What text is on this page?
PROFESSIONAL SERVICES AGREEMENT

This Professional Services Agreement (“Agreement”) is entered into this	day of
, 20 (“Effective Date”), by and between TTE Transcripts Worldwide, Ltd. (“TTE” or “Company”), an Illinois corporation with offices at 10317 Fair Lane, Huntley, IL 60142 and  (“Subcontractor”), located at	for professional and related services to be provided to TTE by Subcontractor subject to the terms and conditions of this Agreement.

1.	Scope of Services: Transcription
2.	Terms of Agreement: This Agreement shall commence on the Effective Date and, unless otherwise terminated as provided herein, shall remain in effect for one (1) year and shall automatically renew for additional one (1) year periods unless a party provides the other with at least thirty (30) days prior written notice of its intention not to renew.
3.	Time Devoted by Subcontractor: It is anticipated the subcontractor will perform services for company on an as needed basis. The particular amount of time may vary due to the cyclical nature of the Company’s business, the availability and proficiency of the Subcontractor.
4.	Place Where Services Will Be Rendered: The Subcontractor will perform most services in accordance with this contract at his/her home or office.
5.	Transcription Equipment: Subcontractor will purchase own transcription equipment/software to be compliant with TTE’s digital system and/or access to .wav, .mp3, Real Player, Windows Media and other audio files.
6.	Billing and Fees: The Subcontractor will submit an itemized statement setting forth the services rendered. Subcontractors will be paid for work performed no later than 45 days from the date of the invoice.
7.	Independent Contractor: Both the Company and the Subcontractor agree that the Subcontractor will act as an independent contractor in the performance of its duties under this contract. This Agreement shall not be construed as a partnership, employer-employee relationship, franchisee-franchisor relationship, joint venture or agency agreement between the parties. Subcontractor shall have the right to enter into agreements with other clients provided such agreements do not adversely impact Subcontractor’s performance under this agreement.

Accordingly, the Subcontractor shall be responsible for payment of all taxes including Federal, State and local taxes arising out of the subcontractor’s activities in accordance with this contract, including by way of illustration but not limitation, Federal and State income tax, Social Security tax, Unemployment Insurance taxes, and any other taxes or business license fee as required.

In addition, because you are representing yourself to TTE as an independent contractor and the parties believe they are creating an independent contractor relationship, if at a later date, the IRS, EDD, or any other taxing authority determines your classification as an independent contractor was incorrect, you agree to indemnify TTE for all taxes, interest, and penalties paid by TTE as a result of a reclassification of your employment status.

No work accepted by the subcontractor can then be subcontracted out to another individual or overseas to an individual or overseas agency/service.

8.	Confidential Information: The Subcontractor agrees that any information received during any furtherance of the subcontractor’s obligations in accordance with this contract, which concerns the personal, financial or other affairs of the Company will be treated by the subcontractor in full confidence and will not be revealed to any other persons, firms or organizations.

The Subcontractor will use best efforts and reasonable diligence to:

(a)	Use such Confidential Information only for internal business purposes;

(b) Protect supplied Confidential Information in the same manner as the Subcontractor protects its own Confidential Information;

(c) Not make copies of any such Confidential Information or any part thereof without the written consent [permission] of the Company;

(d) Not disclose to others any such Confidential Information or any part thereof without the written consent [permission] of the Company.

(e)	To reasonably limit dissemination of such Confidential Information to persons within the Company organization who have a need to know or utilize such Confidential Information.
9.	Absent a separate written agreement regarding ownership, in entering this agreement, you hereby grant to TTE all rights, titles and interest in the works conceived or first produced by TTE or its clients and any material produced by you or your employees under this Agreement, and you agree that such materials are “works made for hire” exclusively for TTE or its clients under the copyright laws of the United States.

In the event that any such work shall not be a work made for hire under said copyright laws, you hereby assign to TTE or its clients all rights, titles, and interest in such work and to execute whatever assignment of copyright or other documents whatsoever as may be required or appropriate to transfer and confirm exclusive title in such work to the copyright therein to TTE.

# Written task
Gather up the lines that contain the word "thereof".

# Solution for this exercise
(c) Not make copies of any such Confidential Information or any part thereof without the written consent [permission] of the Company;
(d) Not disclose to others any such Confidential Information or any part thereof without the written consent [permission] of the Company.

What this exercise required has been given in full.